▸ **Stated task**
Return every record exactly as written.

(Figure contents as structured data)
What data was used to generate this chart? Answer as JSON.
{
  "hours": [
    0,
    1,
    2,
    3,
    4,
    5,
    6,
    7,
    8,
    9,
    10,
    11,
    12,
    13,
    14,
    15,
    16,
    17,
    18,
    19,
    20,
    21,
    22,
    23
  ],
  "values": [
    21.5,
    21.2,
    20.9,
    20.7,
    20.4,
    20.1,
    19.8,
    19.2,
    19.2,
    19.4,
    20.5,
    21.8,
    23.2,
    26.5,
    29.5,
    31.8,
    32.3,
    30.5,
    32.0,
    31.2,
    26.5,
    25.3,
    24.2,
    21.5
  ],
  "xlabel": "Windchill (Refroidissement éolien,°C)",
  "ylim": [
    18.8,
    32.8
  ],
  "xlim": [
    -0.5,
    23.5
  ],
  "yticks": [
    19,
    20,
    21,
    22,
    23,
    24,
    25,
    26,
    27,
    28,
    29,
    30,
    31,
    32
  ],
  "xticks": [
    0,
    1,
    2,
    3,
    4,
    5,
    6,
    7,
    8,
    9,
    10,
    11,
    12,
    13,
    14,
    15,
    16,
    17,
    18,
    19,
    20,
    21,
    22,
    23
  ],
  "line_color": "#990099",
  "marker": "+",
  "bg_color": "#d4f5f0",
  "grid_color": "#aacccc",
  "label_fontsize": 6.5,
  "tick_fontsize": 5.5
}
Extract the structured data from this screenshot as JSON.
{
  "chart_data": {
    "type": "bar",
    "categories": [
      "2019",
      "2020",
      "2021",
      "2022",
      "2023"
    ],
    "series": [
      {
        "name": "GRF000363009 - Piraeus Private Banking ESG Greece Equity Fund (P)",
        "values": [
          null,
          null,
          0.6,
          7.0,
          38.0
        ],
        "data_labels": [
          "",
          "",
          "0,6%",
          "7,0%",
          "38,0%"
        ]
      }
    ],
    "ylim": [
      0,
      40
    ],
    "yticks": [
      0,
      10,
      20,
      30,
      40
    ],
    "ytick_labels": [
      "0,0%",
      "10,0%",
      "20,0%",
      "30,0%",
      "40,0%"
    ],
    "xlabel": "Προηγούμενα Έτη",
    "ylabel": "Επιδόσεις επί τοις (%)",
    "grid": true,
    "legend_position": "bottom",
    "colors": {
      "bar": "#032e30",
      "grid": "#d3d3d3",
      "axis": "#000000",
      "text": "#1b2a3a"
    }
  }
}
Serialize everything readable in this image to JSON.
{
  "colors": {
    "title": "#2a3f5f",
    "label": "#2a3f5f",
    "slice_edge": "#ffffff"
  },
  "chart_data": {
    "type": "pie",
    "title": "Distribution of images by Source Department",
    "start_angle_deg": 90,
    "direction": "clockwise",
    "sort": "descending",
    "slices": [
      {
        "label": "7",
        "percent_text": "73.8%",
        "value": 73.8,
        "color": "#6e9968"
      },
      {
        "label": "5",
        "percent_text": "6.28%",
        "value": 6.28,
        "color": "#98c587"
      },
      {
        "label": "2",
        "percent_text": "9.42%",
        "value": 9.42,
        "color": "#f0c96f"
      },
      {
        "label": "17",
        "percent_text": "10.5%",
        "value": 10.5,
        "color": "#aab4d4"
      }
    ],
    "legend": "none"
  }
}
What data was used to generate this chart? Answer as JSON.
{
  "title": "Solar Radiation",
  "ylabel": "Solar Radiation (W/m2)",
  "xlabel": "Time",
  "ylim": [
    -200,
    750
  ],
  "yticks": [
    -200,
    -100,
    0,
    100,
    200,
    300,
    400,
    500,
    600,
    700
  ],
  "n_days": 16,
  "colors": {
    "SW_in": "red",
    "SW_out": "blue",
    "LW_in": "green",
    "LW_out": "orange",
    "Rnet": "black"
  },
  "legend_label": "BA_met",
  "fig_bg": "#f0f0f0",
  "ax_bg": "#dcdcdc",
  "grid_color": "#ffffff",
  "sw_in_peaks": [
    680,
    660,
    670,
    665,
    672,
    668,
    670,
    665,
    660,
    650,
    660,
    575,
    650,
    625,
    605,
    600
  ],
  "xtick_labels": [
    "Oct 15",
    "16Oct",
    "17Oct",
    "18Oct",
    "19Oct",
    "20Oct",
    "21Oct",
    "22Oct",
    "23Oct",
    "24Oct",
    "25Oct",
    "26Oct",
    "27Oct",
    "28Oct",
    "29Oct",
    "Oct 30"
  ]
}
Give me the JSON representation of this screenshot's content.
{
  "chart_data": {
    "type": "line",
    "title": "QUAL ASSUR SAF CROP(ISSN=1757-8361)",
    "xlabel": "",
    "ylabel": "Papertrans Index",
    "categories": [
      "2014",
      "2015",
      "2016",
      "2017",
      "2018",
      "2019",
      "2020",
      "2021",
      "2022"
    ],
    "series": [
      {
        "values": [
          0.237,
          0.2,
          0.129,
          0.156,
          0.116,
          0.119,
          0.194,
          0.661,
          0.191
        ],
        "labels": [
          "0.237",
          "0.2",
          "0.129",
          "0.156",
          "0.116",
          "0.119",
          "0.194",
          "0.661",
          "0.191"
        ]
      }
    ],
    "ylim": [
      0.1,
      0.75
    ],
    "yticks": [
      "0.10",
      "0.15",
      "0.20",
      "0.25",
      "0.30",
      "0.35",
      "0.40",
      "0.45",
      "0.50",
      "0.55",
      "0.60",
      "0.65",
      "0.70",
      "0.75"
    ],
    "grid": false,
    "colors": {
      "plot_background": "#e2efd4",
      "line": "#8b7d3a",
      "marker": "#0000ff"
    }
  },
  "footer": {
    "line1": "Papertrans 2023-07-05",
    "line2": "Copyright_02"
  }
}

▸ **Result for this task**
What data was used to generate this chart? Answer as JSON.
{
  "hours": [
    0,
    1,
    2,
    3,
    4,
    5,
    6,
    7,
    8,
    9,
    10,
    11,
    12,
    13,
    14,
    15,
    16,
    17,
    18,
    19,
    20,
    21,
    22,
    23
  ],
  "values": [
    21.5,
    21.2,
    20.9,
    20.7,
    20.4,
    20.1,
    19.8,
    19.2,
    19.2,
    19.4,
    20.5,
    21.8,
    23.2,
    26.5,
    29.5,
    31.8,
    32.3,
    30.5,
    32.0,
    31.2,
    26.5,
    25.3,
    24.2,
    21.5
  ],
  "xlabel": "Windchill (Refroidissement éolien,°C)",
  "ylim": [
    18.8,
    32.8
  ],
  "xlim": [
    -0.5,
    23.5
  ],
  "yticks": [
    19,
    20,
    21,
    22,
    23,
    24,
    25,
    26,
    27,
    28,
    29,
    30,
    31,
    32
  ],
  "xticks": [
    0,
    1,
    2,
    3,
    4,
    5,
    6,
    7,
    8,
    9,
    10,
    11,
    12,
    13,
    14,
    15,
    16,
    17,
    18,
    19,
    20,
    21,
    22,
    23
  ],
  "line_color": "#990099",
  "marker": "+",
  "bg_color": "#d4f5f0",
  "grid_color": "#aacccc",
  "label_fontsize": 6.5,
  "tick_fontsize": 5.5
}
Extract the structured data from this screenshot as JSON.
{
  "chart_data": {
    "type": "bar",
    "categories": [
      "2019",
      "2020",
      "2021",
      "2022",
      "2023"
    ],
    "series": [
      {
        "name": "GRF000363009 - Piraeus Private Banking ESG Greece Equity Fund (P)",
        "values": [
          null,
          null,
          0.6,
          7.0,
          38.0
        ],
        "data_labels": [
          "",
          "",
          "0,6%",
          "7,0%",
          "38,0%"
        ]
      }
    ],
    "ylim": [
      0,
      40
    ],
    "yticks": [
      0,
      10,
      20,
      30,
      40
    ],
    "ytick_labels": [
      "0,0%",
      "10,0%",
      "20,0%",
      "30,0%",
      "40,0%"
    ],
    "xlabel": "Προηγούμενα Έτη",
    "ylabel": "Επιδόσεις επί τοις (%)",
    "grid": true,
    "legend_position": "bottom",
    "colors": {
      "bar": "#032e30",
      "grid": "#d3d3d3",
      "axis": "#000000",
      "text": "#1b2a3a"
    }
  }
}
Serialize everything readable in this image to JSON.
{
  "colors": {
    "title": "#2a3f5f",
    "label": "#2a3f5f",
    "slice_edge": "#ffffff"
  },
  "chart_data": {
    "type": "pie",
    "title": "Distribution of images by Source Department",
    "start_angle_deg": 90,
    "direction": "clockwise",
    "sort": "descending",
    "slices": [
      {
        "label": "7",
        "percent_text": "73.8%",
        "value": 73.8,
        "color": "#6e9968"
      },
      {
        "label": "5",
        "percent_text": "6.28%",
        "value": 6.28,
        "color": "#98c587"
      },
      {
        "label": "2",
        "percent_text": "9.42%",
        "value": 9.42,
        "color": "#f0c96f"
      },
      {
        "label": "17",
        "percent_text": "10.5%",
        "value": 10.5,
        "color": "#aab4d4"
      }
    ],
    "legend": "none"
  }
}
What data was used to generate this chart? Answer as JSON.
{
  "title": "Solar Radiation",
  "ylabel": "Solar Radiation (W/m2)",
  "xlabel": "Time",
  "ylim": [
    -200,
    750
  ],
  "yticks": [
    -200,
    -100,
    0,
    100,
    200,
    300,
    400,
    500,
    600,
    700
  ],
  "n_days": 16,
  "colors": {
    "SW_in": "red",
    "SW_out": "blue",
    "LW_in": "green",
    "LW_out": "orange",
    "Rnet": "black"
  },
  "legend_label": "BA_met",
  "fig_bg": "#f0f0f0",
  "ax_bg": "#dcdcdc",
  "grid_color": "#ffffff",
  "sw_in_peaks": [
    680,
    660,
    670,
    665,
    672,
    668,
    670,
    665,
    660,
    650,
    660,
    575,
    650,
    625,
    605,
    600
  ],
  "xtick_labels": [
    "Oct 15",
    "16Oct",
    "17Oct",
    "18Oct",
    "19Oct",
    "20Oct",
    "21Oct",
    "22Oct",
    "23Oct",
    "24Oct",
    "25Oct",
    "26Oct",
    "27Oct",
    "28Oct",
    "29Oct",
    "Oct 30"
  ]
}
Give me the JSON representation of this screenshot's content.
{
  "chart_data": {
    "type": "line",
    "title": "QUAL ASSUR SAF CROP(ISSN=1757-8361)",
    "xlabel": "",
    "ylabel": "Papertrans Index",
    "categories": [
      "2014",
      "2015",
      "2016",
      "2017",
      "2018",
      "2019",
      "2020",
      "2021",
      "2022"
    ],
    "series": [
      {
        "values": [
          0.237,
          0.2,
          0.129,
          0.156,
          0.116,
          0.119,
          0.194,
          0.661,
          0.191
        ],
        "labels": [
          "0.237",
          "0.2",
          "0.129",
          "0.156",
          "0.116",
          "0.119",
          "0.194",
          "0.661",
          "0.191"
        ]
      }
    ],
    "ylim": [
      0.1,
      0.75
    ],
    "yticks": [
      "0.10",
      "0.15",
      "0.20",
      "0.25",
      "0.30",
      "0.35",
      "0.40",
      "0.45",
      "0.50",
      "0.55",
      "0.60",
      "0.65",
      "0.70",
      "0.75"
    ],
    "grid": false,
    "colors": {
      "plot_background": "#e2efd4",
      "line": "#8b7d3a",
      "marker": "#0000ff"
    }
  },
  "footer": {
    "line1": "Papertrans 2023-07-05",
    "line2": "Copyright_02"
  }
}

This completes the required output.